■ Data excerpts
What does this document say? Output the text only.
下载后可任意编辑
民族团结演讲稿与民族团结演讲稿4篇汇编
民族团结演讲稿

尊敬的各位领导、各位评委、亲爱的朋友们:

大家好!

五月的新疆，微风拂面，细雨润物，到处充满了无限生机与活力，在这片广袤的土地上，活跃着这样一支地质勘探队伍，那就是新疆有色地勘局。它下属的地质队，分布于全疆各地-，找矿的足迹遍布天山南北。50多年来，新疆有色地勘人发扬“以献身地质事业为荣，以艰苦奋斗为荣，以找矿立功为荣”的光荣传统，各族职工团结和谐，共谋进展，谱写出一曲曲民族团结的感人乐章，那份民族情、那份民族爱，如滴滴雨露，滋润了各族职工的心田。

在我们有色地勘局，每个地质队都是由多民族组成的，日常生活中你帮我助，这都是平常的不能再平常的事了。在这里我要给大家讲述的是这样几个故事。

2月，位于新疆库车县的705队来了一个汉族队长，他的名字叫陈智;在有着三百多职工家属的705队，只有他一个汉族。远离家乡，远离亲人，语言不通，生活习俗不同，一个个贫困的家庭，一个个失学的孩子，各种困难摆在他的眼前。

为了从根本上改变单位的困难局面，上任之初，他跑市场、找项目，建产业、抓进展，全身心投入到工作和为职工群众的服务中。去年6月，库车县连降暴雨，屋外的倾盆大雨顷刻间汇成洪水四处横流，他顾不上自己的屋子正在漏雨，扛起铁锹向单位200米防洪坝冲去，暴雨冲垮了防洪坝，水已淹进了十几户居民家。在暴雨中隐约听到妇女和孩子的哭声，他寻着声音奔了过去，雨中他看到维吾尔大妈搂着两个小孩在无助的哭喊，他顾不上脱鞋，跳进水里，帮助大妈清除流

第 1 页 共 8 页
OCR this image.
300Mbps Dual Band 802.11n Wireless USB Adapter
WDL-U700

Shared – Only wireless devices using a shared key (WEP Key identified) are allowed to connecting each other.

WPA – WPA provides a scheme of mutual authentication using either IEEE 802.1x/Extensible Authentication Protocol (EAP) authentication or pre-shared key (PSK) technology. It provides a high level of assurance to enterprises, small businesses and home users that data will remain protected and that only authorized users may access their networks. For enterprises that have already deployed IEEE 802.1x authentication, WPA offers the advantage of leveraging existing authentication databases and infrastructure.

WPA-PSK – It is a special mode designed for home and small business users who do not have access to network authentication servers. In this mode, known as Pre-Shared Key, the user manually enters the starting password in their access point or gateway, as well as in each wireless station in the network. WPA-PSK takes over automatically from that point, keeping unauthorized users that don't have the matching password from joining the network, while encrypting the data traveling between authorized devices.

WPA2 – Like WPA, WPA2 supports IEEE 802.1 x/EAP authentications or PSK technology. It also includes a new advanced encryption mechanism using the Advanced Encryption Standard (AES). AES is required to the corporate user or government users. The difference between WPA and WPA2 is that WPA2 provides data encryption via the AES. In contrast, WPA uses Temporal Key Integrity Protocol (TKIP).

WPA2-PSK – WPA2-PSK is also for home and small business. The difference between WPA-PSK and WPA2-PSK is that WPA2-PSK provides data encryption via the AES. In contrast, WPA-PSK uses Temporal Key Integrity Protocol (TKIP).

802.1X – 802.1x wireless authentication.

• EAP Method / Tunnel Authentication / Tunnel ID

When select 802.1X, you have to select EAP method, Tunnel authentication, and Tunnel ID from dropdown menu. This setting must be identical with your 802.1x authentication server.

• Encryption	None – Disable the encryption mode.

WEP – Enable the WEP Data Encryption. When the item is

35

■ Set task
Return all the data above once more, precisely as given.

■ Problem solution
What does this document say? Output the text only.
下载后可任意编辑
民族团结演讲稿与民族团结演讲稿4篇汇编
民族团结演讲稿

尊敬的各位领导、各位评委、亲爱的朋友们:

大家好!

五月的新疆，微风拂面，细雨润物，到处充满了无限生机与活力，在这片广袤的土地上，活跃着这样一支地质勘探队伍，那就是新疆有色地勘局。它下属的地质队，分布于全疆各地-，找矿的足迹遍布天山南北。50多年来，新疆有色地勘人发扬“以献身地质事业为荣，以艰苦奋斗为荣，以找矿立功为荣”的光荣传统，各族职工团结和谐，共谋进展，谱写出一曲曲民族团结的感人乐章，那份民族情、那份民族爱，如滴滴雨露，滋润了各族职工的心田。

在我们有色地勘局，每个地质队都是由多民族组成的，日常生活中你帮我助，这都是平常的不能再平常的事了。在这里我要给大家讲述的是这样几个故事。

2月，位于新疆库车县的705队来了一个汉族队长，他的名字叫陈智;在有着三百多职工家属的705队，只有他一个汉族。远离家乡，远离亲人，语言不通，生活习俗不同，一个个贫困的家庭，一个个失学的孩子，各种困难摆在他的眼前。

为了从根本上改变单位的困难局面，上任之初，他跑市场、找项目，建产业、抓进展，全身心投入到工作和为职工群众的服务中。去年6月，库车县连降暴雨，屋外的倾盆大雨顷刻间汇成洪水四处横流，他顾不上自己的屋子正在漏雨，扛起铁锹向单位200米防洪坝冲去，暴雨冲垮了防洪坝，水已淹进了十几户居民家。在暴雨中隐约听到妇女和孩子的哭声，他寻着声音奔了过去，雨中他看到维吾尔大妈搂着两个小孩在无助的哭喊，他顾不上脱鞋，跳进水里，帮助大妈清除流

第 1 页 共 8 页
OCR this image.
300Mbps Dual Band 802.11n Wireless USB Adapter
WDL-U700

Shared – Only wireless devices using a shared key (WEP Key identified) are allowed to connecting each other.

WPA – WPA provides a scheme of mutual authentication using either IEEE 802.1x/Extensible Authentication Protocol (EAP) authentication or pre-shared key (PSK) technology. It provides a high level of assurance to enterprises, small businesses and home users that data will remain protected and that only authorized users may access their networks. For enterprises that have already deployed IEEE 802.1x authentication, WPA offers the advantage of leveraging existing authentication databases and infrastructure.

WPA-PSK – It is a special mode designed for home and small business users who do not have access to network authentication servers. In this mode, known as Pre-Shared Key, the user manually enters the starting password in their access point or gateway, as well as in each wireless station in the network. WPA-PSK takes over automatically from that point, keeping unauthorized users that don't have the matching password from joining the network, while encrypting the data traveling between authorized devices.

WPA2 – Like WPA, WPA2 supports IEEE 802.1 x/EAP authentications or PSK technology. It also includes a new advanced encryption mechanism using the Advanced Encryption Standard (AES). AES is required to the corporate user or government users. The difference between WPA and WPA2 is that WPA2 provides data encryption via the AES. In contrast, WPA uses Temporal Key Integrity Protocol (TKIP).

WPA2-PSK – WPA2-PSK is also for home and small business. The difference between WPA-PSK and WPA2-PSK is that WPA2-PSK provides data encryption via the AES. In contrast, WPA-PSK uses Temporal Key Integrity Protocol (TKIP).

802.1X – 802.1x wireless authentication.

• EAP Method / Tunnel Authentication / Tunnel ID

When select 802.1X, you have to select EAP method, Tunnel authentication, and Tunnel ID from dropdown menu. This setting must be identical with your 802.1x authentication server.

• Encryption	None – Disable the encryption mode.

WEP – Enable the WEP Data Encryption. When the item is

35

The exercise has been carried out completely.